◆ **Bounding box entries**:
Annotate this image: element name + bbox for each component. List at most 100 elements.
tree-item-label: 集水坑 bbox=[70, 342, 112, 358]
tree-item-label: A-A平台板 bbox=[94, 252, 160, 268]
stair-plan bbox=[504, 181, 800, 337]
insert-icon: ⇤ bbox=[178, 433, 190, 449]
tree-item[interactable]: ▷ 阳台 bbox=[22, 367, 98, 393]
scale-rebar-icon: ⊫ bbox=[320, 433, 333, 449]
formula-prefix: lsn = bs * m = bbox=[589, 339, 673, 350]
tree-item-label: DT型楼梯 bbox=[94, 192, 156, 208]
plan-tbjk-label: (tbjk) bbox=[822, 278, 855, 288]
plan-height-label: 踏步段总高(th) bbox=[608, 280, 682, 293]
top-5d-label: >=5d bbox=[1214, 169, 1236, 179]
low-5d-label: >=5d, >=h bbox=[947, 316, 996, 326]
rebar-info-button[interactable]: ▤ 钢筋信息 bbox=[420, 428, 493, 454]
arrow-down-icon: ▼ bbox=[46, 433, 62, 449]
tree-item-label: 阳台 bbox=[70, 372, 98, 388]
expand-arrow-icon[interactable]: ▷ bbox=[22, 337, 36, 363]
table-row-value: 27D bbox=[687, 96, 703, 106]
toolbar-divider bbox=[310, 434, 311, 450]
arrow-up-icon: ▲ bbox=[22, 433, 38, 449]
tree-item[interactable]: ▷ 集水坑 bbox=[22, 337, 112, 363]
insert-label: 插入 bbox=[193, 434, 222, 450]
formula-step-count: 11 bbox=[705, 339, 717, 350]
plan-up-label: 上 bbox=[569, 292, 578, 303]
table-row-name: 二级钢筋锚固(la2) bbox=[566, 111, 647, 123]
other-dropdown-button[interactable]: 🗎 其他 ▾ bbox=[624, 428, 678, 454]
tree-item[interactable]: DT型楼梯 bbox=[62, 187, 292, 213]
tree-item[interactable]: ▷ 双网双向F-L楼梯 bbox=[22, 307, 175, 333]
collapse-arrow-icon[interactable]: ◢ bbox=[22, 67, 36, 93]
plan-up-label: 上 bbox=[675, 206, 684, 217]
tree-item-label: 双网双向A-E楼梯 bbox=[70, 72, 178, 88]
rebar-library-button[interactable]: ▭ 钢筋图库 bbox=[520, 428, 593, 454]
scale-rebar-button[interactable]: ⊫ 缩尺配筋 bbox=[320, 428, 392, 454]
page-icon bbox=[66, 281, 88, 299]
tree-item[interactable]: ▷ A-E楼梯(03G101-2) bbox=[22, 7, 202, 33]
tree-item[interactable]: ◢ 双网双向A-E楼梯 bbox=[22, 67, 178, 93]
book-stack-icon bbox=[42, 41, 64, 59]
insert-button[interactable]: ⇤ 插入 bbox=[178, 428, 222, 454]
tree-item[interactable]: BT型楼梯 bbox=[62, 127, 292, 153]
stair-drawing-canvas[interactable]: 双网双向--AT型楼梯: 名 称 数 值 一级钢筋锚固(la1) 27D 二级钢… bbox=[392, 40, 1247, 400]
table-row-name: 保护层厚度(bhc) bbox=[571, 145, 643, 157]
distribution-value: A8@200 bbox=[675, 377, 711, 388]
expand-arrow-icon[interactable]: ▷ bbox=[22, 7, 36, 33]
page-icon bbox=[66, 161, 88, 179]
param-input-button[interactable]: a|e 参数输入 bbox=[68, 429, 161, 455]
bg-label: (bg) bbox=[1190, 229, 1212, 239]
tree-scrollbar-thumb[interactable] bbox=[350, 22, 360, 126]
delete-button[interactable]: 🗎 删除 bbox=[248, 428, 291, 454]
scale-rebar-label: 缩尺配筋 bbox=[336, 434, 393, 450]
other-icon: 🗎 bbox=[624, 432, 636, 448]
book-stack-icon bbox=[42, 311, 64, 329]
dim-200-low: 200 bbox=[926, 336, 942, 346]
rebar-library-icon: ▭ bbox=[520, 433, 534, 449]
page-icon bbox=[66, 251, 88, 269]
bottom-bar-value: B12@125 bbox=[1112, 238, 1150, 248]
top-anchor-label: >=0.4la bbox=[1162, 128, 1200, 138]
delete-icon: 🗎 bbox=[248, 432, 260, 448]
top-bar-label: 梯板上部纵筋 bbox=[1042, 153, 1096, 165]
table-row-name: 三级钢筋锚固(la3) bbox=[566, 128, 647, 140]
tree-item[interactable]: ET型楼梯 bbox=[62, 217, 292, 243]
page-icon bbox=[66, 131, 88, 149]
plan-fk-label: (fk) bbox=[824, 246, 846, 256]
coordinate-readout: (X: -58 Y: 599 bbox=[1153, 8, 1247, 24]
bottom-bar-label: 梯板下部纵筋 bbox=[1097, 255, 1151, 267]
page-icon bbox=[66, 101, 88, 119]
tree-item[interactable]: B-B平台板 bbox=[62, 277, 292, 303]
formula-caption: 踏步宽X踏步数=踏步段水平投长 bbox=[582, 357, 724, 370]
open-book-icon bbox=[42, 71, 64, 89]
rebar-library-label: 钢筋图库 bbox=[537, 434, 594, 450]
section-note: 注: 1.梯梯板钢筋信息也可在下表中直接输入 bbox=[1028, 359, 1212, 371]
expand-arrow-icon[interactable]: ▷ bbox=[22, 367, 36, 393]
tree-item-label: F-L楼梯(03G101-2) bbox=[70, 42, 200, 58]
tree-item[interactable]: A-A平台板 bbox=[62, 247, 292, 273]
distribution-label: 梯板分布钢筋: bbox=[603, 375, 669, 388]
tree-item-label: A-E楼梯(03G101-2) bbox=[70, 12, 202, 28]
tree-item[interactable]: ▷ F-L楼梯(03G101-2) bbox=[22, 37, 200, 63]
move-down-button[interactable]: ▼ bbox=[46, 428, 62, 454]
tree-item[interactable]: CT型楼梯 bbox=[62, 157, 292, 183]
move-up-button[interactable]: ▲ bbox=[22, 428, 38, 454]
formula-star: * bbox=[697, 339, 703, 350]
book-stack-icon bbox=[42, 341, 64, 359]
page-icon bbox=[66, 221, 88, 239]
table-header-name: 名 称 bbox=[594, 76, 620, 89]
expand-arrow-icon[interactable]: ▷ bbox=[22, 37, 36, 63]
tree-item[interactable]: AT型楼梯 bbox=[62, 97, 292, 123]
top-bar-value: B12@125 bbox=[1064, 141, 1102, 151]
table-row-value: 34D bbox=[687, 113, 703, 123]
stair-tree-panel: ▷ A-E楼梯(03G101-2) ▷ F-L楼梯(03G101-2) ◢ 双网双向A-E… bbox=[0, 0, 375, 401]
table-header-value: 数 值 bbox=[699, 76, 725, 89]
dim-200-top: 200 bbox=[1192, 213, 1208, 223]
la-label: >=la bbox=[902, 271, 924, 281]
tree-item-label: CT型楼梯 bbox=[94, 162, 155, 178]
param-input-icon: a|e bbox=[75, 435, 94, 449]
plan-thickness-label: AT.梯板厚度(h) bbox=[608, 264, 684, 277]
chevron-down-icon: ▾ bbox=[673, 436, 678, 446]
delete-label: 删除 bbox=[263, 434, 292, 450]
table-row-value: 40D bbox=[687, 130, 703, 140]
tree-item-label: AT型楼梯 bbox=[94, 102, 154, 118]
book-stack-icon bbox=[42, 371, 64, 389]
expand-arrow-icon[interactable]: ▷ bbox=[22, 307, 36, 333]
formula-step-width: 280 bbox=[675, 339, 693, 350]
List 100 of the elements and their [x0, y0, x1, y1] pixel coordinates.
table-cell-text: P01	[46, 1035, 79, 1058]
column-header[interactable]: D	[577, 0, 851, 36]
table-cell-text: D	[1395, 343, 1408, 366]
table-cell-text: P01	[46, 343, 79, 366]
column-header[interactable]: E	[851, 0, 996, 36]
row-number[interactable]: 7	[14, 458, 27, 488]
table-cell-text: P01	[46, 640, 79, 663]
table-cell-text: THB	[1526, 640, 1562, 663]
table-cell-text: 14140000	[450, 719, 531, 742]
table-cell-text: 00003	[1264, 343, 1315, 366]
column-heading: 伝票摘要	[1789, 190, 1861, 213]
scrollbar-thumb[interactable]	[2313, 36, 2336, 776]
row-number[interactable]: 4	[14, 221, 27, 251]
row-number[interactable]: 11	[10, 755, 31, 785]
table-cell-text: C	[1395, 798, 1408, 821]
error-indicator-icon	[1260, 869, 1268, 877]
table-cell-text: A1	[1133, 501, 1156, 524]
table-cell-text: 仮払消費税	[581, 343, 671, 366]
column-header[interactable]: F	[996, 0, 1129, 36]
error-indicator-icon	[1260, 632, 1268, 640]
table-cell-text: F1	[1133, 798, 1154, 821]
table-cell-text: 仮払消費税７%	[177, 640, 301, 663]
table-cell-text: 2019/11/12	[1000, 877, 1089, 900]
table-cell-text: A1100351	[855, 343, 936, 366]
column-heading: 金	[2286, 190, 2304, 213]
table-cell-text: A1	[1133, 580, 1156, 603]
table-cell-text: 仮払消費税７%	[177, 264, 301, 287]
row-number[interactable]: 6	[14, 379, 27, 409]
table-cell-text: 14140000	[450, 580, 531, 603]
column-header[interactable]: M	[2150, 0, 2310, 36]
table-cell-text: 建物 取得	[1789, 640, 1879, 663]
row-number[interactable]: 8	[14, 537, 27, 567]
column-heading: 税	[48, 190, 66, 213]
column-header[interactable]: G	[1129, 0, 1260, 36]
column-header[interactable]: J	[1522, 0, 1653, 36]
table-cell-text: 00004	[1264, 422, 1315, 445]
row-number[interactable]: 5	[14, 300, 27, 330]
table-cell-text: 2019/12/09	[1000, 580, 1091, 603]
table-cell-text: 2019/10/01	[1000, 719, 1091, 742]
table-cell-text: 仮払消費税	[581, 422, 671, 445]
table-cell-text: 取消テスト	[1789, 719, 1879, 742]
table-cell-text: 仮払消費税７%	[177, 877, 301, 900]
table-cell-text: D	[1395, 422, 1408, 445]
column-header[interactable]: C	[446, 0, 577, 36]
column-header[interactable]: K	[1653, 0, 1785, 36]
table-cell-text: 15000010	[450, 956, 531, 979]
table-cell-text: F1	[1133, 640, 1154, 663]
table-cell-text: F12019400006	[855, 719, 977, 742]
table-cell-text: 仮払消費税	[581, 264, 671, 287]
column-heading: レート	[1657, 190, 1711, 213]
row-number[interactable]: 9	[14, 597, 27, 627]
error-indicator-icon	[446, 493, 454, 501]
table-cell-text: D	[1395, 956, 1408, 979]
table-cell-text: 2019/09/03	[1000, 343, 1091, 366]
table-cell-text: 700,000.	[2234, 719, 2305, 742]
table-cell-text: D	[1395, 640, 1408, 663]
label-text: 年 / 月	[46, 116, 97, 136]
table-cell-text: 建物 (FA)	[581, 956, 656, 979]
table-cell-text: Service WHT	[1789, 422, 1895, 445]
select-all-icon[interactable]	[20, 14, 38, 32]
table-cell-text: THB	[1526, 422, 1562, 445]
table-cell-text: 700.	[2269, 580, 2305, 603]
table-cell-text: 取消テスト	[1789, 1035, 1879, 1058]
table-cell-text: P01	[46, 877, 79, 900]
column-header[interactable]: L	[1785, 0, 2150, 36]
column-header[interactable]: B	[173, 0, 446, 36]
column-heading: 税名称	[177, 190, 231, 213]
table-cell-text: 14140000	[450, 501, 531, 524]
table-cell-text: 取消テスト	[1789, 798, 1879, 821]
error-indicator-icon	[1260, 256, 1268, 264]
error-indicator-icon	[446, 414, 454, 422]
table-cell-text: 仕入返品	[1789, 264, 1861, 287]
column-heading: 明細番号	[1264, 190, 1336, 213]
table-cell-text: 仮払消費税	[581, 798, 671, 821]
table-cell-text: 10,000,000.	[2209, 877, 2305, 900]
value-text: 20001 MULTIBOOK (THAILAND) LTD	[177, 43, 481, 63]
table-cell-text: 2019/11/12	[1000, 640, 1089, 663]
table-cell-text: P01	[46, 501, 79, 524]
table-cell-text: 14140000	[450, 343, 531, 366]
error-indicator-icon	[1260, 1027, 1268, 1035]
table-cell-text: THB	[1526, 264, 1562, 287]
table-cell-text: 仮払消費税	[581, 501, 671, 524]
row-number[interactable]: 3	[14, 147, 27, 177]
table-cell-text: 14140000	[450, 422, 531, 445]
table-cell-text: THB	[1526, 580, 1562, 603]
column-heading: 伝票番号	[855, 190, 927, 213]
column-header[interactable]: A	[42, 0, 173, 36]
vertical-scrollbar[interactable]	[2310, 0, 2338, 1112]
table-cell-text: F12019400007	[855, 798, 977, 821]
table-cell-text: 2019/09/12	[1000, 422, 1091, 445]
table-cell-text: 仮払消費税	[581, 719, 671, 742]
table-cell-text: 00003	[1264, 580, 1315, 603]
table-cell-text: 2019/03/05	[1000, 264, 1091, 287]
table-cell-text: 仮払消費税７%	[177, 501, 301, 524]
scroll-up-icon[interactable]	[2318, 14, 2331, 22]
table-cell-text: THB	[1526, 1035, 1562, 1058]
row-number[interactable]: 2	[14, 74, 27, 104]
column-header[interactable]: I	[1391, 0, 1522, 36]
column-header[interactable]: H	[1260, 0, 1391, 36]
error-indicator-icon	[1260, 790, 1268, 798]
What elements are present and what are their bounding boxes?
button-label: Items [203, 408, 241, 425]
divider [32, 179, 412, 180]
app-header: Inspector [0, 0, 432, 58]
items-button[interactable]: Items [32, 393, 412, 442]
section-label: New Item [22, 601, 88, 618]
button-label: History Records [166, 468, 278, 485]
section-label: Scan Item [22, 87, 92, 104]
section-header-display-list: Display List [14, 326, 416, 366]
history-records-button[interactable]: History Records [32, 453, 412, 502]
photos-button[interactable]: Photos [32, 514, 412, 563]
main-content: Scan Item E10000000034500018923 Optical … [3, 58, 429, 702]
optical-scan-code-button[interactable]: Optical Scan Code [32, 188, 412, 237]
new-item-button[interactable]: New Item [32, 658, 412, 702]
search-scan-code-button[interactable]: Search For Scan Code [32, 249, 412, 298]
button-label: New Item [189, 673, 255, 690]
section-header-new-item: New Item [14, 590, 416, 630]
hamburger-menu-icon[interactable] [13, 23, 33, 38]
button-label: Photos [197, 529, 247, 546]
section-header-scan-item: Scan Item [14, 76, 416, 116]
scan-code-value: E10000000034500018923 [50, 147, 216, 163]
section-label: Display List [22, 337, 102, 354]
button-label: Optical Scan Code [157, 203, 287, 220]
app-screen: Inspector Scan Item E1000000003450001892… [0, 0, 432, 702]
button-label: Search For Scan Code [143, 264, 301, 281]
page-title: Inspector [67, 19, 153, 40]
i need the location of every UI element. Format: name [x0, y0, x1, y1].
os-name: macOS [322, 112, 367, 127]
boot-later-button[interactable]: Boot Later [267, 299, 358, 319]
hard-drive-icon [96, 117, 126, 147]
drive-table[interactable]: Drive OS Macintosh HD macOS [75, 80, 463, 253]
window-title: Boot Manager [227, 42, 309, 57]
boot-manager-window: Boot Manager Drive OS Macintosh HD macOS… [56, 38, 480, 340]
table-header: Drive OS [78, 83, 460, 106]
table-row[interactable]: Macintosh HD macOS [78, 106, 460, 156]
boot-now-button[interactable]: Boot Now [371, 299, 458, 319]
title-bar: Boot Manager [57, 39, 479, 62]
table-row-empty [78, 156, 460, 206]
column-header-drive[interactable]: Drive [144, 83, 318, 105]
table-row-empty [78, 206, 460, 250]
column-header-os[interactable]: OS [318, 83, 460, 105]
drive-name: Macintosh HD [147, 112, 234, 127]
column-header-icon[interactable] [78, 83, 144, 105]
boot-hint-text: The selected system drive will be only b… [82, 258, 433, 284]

◆ **STATED PROBLEM**:
Please rewrite the material starting at its beginning and ending at the line that contains "formula-prefix: lsn = bs", changing "tree-item-label" to "node-label" and keeping everything else the same.

◆ **PROBLEM SOLUTION**:
Annotate this image: element name + bbox for each component. List at most 100 elements.
node-label: 集水坑 bbox=[70, 342, 112, 358]
node-label: A-A平台板 bbox=[94, 252, 160, 268]
stair-plan bbox=[504, 181, 800, 337]
insert-icon: ⇤ bbox=[178, 433, 190, 449]
tree-item[interactable]: ▷ 阳台 bbox=[22, 367, 98, 393]
scale-rebar-icon: ⊫ bbox=[320, 433, 333, 449]
formula-prefix: lsn = bs * m = bbox=[589, 339, 673, 350]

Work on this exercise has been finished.